What is needed:
Go over the entries below line by line, copying each one that contains the word "Train".

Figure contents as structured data
======

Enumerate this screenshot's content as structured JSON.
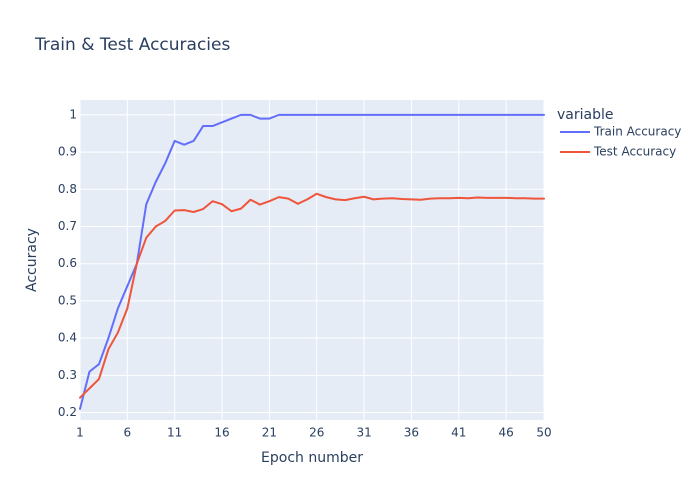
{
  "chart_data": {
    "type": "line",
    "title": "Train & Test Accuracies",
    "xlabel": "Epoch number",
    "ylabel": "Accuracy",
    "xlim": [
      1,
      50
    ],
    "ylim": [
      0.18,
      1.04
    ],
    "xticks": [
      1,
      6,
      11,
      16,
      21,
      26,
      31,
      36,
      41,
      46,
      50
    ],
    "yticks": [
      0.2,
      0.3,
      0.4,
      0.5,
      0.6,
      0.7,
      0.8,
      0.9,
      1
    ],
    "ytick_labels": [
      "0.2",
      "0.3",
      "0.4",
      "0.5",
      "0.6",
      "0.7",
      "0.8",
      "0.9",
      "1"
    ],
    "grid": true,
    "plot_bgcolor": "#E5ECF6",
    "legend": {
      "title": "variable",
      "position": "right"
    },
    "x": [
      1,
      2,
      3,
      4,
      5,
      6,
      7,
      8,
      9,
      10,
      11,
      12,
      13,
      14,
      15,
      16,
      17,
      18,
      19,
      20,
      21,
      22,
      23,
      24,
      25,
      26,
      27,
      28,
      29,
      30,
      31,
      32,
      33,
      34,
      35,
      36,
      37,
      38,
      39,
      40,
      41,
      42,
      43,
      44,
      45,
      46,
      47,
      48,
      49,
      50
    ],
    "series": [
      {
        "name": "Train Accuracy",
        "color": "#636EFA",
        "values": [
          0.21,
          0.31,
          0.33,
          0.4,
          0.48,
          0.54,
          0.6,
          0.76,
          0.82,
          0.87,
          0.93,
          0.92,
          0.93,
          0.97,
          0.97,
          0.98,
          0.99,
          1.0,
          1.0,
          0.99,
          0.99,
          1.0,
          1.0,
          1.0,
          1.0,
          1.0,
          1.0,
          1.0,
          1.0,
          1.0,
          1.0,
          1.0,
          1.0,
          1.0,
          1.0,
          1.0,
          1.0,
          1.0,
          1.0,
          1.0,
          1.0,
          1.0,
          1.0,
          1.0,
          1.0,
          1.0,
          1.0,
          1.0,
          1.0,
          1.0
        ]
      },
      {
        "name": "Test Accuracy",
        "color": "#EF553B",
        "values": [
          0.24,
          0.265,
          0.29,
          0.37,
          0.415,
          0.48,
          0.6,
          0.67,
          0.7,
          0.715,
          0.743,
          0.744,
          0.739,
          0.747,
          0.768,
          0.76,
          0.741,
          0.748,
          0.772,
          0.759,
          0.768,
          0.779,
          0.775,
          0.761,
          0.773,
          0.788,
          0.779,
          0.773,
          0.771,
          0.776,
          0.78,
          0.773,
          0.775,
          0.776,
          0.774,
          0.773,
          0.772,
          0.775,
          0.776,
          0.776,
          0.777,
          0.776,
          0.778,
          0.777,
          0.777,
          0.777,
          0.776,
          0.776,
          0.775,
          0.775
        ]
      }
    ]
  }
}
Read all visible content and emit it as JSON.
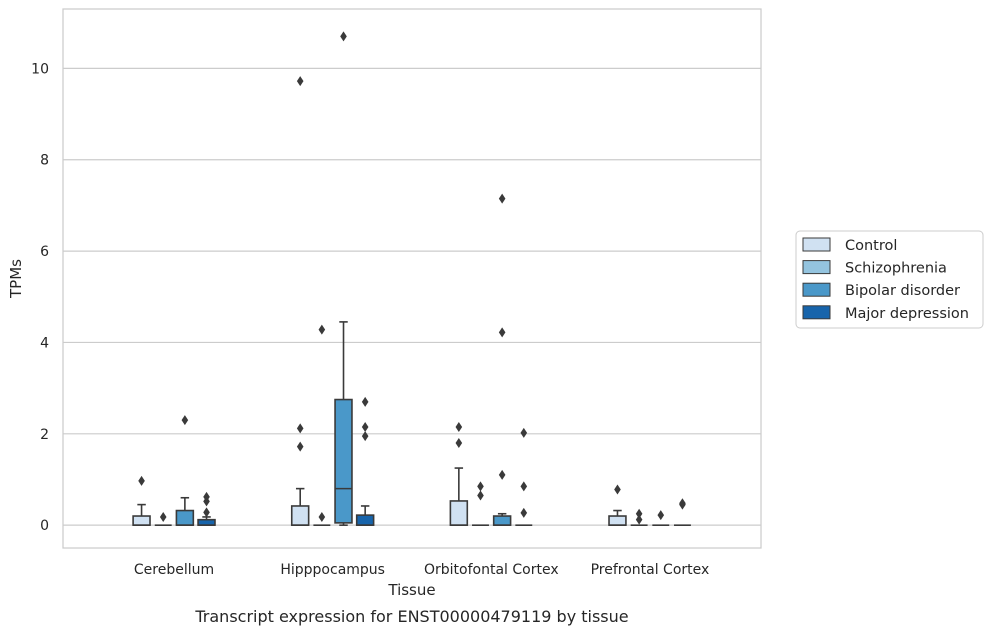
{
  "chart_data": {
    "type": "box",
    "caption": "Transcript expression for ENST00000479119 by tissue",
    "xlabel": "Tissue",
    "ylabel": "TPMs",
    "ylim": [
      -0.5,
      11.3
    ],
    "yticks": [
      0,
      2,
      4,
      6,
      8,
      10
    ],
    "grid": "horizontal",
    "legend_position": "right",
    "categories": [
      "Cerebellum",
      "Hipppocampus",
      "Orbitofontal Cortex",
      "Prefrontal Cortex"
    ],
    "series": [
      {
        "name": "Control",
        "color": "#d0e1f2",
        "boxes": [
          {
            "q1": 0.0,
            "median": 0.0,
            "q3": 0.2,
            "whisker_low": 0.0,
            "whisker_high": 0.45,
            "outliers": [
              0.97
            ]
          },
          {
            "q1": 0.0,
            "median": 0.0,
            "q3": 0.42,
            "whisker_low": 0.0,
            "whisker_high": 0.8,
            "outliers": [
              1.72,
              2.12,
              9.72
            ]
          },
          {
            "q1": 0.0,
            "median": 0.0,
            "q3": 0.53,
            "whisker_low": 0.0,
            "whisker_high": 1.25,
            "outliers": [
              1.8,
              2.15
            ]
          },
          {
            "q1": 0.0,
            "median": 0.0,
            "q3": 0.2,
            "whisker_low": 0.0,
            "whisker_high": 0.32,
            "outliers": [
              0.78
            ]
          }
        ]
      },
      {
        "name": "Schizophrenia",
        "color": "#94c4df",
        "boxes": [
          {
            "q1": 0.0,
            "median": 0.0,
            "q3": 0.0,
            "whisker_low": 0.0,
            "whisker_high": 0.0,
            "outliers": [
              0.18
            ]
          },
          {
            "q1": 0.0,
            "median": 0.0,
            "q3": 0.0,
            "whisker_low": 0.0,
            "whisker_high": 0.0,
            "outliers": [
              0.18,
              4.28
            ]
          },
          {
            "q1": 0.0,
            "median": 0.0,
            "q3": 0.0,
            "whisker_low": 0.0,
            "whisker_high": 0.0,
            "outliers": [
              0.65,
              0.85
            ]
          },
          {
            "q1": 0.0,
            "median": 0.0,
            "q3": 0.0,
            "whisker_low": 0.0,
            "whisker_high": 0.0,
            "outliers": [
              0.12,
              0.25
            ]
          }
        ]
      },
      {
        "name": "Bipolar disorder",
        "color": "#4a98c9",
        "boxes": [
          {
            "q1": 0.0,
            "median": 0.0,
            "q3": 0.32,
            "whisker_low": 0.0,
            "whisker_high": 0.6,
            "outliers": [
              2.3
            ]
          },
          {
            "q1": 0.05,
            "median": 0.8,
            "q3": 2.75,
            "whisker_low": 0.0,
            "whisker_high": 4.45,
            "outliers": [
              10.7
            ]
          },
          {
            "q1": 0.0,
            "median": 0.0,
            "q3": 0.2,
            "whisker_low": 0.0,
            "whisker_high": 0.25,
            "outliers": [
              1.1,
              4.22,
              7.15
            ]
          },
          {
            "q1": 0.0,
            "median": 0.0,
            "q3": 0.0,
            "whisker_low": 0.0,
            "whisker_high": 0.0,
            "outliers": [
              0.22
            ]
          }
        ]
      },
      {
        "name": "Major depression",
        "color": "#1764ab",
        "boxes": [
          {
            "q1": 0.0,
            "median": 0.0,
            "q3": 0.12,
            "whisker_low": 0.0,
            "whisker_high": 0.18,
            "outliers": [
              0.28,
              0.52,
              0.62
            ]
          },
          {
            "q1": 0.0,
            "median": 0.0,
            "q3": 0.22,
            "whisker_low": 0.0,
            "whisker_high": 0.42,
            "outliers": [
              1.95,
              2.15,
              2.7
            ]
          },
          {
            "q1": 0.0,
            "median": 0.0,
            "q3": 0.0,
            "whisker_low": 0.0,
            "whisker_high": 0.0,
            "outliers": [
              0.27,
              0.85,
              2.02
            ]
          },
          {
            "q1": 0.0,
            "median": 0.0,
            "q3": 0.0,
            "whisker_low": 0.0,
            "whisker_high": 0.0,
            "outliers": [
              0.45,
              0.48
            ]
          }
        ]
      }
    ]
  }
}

======

Reply:
    "title": "Train & Test Accuracies",
        "name": "Train Accuracy",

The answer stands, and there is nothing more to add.